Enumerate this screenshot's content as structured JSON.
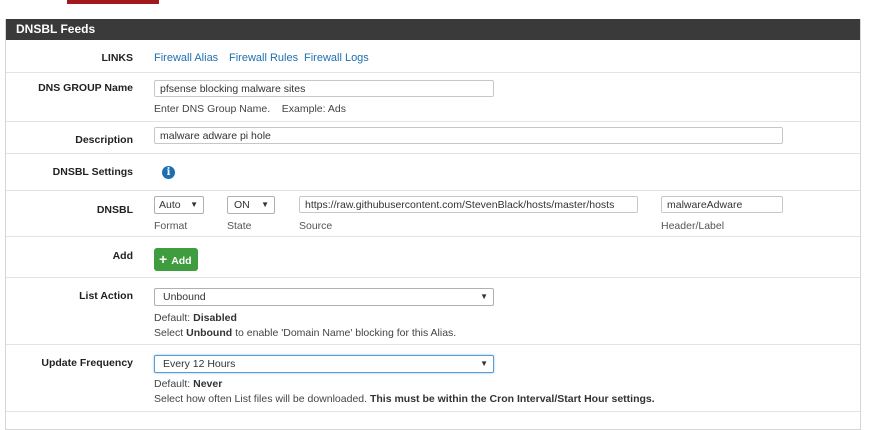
{
  "panel": {
    "title": "DNSBL Feeds"
  },
  "links": {
    "label": "LINKS",
    "items": [
      "Firewall Alias",
      "Firewall Rules",
      "Firewall Logs"
    ]
  },
  "dns_group": {
    "label": "DNS GROUP Name",
    "value": "pfsense blocking malware sites",
    "help": "Enter DNS Group Name.    Example: Ads"
  },
  "description": {
    "label": "Description",
    "value": "malware adware pi hole"
  },
  "dnsbl_settings": {
    "label": "DNSBL Settings",
    "icon": "info-icon"
  },
  "dnsbl": {
    "label": "DNSBL",
    "format_value": "Auto",
    "format_label": "Format",
    "state_value": "ON",
    "state_label": "State",
    "source_value": "https://raw.githubusercontent.com/StevenBlack/hosts/master/hosts",
    "source_label": "Source",
    "header_value": "malwareAdware",
    "header_label": "Header/Label"
  },
  "add": {
    "label": "Add",
    "button_label": "Add"
  },
  "list_action": {
    "label": "List Action",
    "value": "Unbound",
    "default_prefix": "Default: ",
    "default_value": "Disabled",
    "help_prefix": "Select ",
    "help_bold": "Unbound",
    "help_suffix": " to enable 'Domain Name' blocking for this Alias."
  },
  "update_frequency": {
    "label": "Update Frequency",
    "value": "Every 12 Hours",
    "default_prefix": "Default: ",
    "default_value": "Never",
    "help_text": "Select how often List files will be downloaded. ",
    "help_bold": "This must be within the Cron Interval/Start Hour settings."
  }
}
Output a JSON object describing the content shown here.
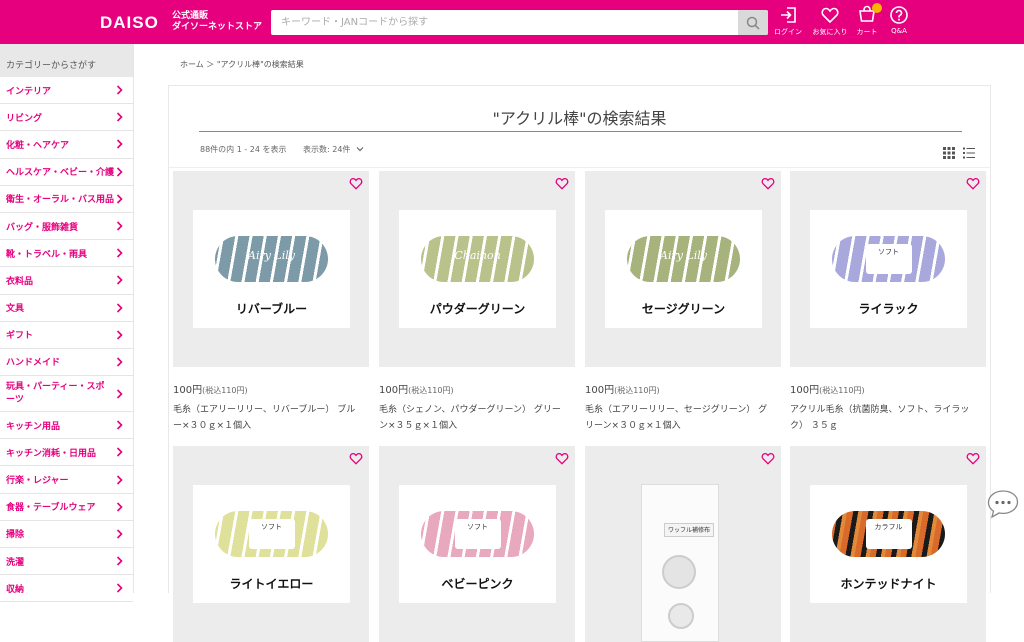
{
  "header": {
    "logo": "DAISO",
    "logo_sub_1": "公式通販",
    "logo_sub_2": "ダイソーネットストア",
    "search_placeholder": "キーワード・JANコードから探す",
    "icons": [
      {
        "icon": "login-icon",
        "label": "ログイン"
      },
      {
        "icon": "heart-icon",
        "label": "お気に入り"
      },
      {
        "icon": "cart-icon",
        "label": "カート"
      },
      {
        "icon": "help-icon",
        "label": "Q&A"
      }
    ],
    "brand_color": "#e6007e"
  },
  "sidebar": {
    "title": "カテゴリーからさがす",
    "items": [
      "インテリア",
      "リビング",
      "化粧・ヘアケア",
      "ヘルスケア・ベビー・介護",
      "衛生・オーラル・バス用品",
      "バッグ・服飾雑貨",
      "靴・トラベル・雨具",
      "衣料品",
      "文具",
      "ギフト",
      "ハンドメイド",
      "玩具・パーティー・スポーツ",
      "キッチン用品",
      "キッチン消耗・日用品",
      "行楽・レジャー",
      "食器・テーブルウェア",
      "掃除",
      "洗濯",
      "収納"
    ]
  },
  "breadcrumb": "ホーム ＞ \"アクリル棒\"の検索結果",
  "results": {
    "title": "\"アクリル棒\"の検索結果",
    "count": "88件の内 1 - 24 を表示",
    "perpage": "表示数: 24件"
  },
  "products": [
    {
      "price": "100円",
      "tax": "(税込110円)",
      "name_1": "毛糸（エアリーリリー、リバーブルー） ブル",
      "name_2": "ー×３０ｇ×１個入",
      "label": "リバーブルー",
      "script": "Airy Lily",
      "color": "#7d9aa8"
    },
    {
      "price": "100円",
      "tax": "(税込110円)",
      "name_1": "毛糸（シェノン、パウダーグリーン） グリー",
      "name_2": "ン×３５ｇ×１個入",
      "label": "パウダーグリーン",
      "script": "Chainon",
      "color": "#b9c28a"
    },
    {
      "price": "100円",
      "tax": "(税込110円)",
      "name_1": "毛糸（エアリーリリー、セージグリーン） グ",
      "name_2": "リーン×３０ｇ×１個入",
      "label": "セージグリーン",
      "script": "Airy Lily",
      "color": "#a6b37d"
    },
    {
      "price": "100円",
      "tax": "(税込110円)",
      "name_1": "アクリル毛糸（抗菌防臭、ソフト、ライラッ",
      "name_2": "ク） ３５ｇ",
      "label": "ライラック",
      "script": "ソフト",
      "color": "#a9a8dd"
    },
    {
      "label": "ライトイエロー",
      "script": "ソフト",
      "color": "#dfe09a"
    },
    {
      "label": "ベビーピンク",
      "script": "ソフト",
      "color": "#e8a8bd"
    },
    {
      "label": "",
      "script": "ワッフル補修布",
      "color": "#f4f4f4"
    },
    {
      "label": "ホンテッドナイト",
      "script": "カラフル",
      "color": "#d96a2a"
    }
  ]
}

++++++++++

## Your goal
Gather every line from the listing above in which "Alias" appears, and copy those lines.

## Solved problem
      "Firewall Alias",
    "help_suffix": " to enable 'Domain Name' blocking for this Alias."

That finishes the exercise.